_Your goal_: Return the listing below in full, with every line exactly as it is.

_Records provided_:
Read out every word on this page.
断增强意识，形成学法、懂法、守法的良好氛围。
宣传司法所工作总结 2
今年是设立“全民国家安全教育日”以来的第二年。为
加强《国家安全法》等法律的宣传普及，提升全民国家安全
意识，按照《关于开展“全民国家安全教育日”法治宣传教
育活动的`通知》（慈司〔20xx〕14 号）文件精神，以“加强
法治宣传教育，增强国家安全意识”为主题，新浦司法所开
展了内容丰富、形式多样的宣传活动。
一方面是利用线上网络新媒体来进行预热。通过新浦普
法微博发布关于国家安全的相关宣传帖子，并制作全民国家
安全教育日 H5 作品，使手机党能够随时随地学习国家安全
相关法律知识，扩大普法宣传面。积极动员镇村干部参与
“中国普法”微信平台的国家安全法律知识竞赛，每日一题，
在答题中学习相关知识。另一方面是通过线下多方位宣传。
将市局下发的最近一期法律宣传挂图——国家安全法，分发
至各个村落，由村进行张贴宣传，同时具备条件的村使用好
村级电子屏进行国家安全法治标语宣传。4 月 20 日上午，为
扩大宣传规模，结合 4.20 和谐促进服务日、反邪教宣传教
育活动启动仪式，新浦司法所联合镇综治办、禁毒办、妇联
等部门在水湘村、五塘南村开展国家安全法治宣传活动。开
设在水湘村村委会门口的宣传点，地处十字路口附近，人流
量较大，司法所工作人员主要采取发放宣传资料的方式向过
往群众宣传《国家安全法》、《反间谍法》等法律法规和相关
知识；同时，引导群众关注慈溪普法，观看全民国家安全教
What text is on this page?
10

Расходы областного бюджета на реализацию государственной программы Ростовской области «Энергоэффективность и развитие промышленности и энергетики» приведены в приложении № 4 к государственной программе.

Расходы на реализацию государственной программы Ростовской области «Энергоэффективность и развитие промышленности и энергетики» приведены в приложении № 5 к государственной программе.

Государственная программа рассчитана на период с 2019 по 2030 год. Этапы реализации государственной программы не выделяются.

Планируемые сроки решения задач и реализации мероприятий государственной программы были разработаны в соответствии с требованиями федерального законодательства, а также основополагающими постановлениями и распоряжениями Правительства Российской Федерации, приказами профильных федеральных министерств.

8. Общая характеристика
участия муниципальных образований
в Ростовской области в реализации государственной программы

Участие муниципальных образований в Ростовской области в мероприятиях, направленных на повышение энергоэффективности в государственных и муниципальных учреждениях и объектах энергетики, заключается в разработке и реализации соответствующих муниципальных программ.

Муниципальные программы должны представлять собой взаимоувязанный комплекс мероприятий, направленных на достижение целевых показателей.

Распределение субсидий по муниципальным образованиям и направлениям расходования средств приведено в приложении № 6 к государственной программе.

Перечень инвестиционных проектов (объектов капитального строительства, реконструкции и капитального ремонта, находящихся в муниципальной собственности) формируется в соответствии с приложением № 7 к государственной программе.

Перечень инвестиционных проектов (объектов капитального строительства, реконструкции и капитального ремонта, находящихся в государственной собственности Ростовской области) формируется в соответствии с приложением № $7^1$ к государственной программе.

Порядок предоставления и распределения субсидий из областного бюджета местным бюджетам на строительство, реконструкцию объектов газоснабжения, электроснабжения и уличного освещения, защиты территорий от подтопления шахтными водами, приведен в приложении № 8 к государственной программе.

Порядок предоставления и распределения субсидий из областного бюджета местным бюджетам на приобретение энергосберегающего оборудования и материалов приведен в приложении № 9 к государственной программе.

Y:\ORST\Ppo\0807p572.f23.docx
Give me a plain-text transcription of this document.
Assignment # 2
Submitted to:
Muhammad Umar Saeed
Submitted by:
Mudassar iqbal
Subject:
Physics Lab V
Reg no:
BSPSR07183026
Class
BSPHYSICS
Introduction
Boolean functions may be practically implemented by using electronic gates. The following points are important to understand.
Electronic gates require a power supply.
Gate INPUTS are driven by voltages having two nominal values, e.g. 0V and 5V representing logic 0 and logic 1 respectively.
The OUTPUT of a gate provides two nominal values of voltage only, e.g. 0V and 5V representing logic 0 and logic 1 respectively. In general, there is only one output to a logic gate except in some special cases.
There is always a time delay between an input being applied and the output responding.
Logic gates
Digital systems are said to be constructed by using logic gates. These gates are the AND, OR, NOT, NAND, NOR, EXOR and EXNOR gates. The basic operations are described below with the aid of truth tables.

_Correct result_:
Read out every word on this page.
断增强意识，形成学法、懂法、守法的良好氛围。
宣传司法所工作总结 2
今年是设立“全民国家安全教育日”以来的第二年。为
加强《国家安全法》等法律的宣传普及，提升全民国家安全
意识，按照《关于开展“全民国家安全教育日”法治宣传教
育活动的`通知》（慈司〔20xx〕14 号）文件精神，以“加强
法治宣传教育，增强国家安全意识”为主题，新浦司法所开
展了内容丰富、形式多样的宣传活动。
一方面是利用线上网络新媒体来进行预热。通过新浦普
法微博发布关于国家安全的相关宣传帖子，并制作全民国家
安全教育日 H5 作品，使手机党能够随时随地学习国家安全
相关法律知识，扩大普法宣传面。积极动员镇村干部参与
“中国普法”微信平台的国家安全法律知识竞赛，每日一题，
在答题中学习相关知识。另一方面是通过线下多方位宣传。
将市局下发的最近一期法律宣传挂图——国家安全法，分发
至各个村落，由村进行张贴宣传，同时具备条件的村使用好
村级电子屏进行国家安全法治标语宣传。4 月 20 日上午，为
扩大宣传规模，结合 4.20 和谐促进服务日、反邪教宣传教
育活动启动仪式，新浦司法所联合镇综治办、禁毒办、妇联
等部门在水湘村、五塘南村开展国家安全法治宣传活动。开
设在水湘村村委会门口的宣传点，地处十字路口附近，人流
量较大，司法所工作人员主要采取发放宣传资料的方式向过
往群众宣传《国家安全法》、《反间谍法》等法律法规和相关
知识；同时，引导群众关注慈溪普法，观看全民国家安全教
What text is on this page?
10

Расходы областного бюджета на реализацию государственной программы Ростовской области «Энергоэффективность и развитие промышленности и энергетики» приведены в приложении № 4 к государственной программе.

Расходы на реализацию государственной программы Ростовской области «Энергоэффективность и развитие промышленности и энергетики» приведены в приложении № 5 к государственной программе.

Государственная программа рассчитана на период с 2019 по 2030 год. Этапы реализации государственной программы не выделяются.

Планируемые сроки решения задач и реализации мероприятий государственной программы были разработаны в соответствии с требованиями федерального законодательства, а также основополагающими постановлениями и распоряжениями Правительства Российской Федерации, приказами профильных федеральных министерств.

8. Общая характеристика
участия муниципальных образований
в Ростовской области в реализации государственной программы

Участие муниципальных образований в Ростовской области в мероприятиях, направленных на повышение энергоэффективности в государственных и муниципальных учреждениях и объектах энергетики, заключается в разработке и реализации соответствующих муниципальных программ.

Муниципальные программы должны представлять собой взаимоувязанный комплекс мероприятий, направленных на достижение целевых показателей.

Распределение субсидий по муниципальным образованиям и направлениям расходования средств приведено в приложении № 6 к государственной программе.

Перечень инвестиционных проектов (объектов капитального строительства, реконструкции и капитального ремонта, находящихся в муниципальной собственности) формируется в соответствии с приложением № 7 к государственной программе.

Перечень инвестиционных проектов (объектов капитального строительства, реконструкции и капитального ремонта, находящихся в государственной собственности Ростовской области) формируется в соответствии с приложением № $7^1$ к государственной программе.

Порядок предоставления и распределения субсидий из областного бюджета местным бюджетам на строительство, реконструкцию объектов газоснабжения, электроснабжения и уличного освещения, защиты территорий от подтопления шахтными водами, приведен в приложении № 8 к государственной программе.

Порядок предоставления и распределения субсидий из областного бюджета местным бюджетам на приобретение энергосберегающего оборудования и материалов приведен в приложении № 9 к государственной программе.

Y:\ORST\Ppo\0807p572.f23.docx
Give me a plain-text transcription of this document.
Assignment # 2
Submitted to:
Muhammad Umar Saeed
Submitted by:
Mudassar iqbal
Subject:
Physics Lab V
Reg no:
BSPSR07183026
Class
BSPHYSICS
Introduction
Boolean functions may be practically implemented by using electronic gates. The following points are important to understand.
Electronic gates require a power supply.
Gate INPUTS are driven by voltages having two nominal values, e.g. 0V and 5V representing logic 0 and logic 1 respectively.
The OUTPUT of a gate provides two nominal values of voltage only, e.g. 0V and 5V representing logic 0 and logic 1 respectively. In general, there is only one output to a logic gate except in some special cases.
There is always a time delay between an input being applied and the output responding.
Logic gates
Digital systems are said to be constructed by using logic gates. These gates are the AND, OR, NOT, NAND, NOR, EXOR and EXNOR gates. The basic operations are described below with the aid of truth tables.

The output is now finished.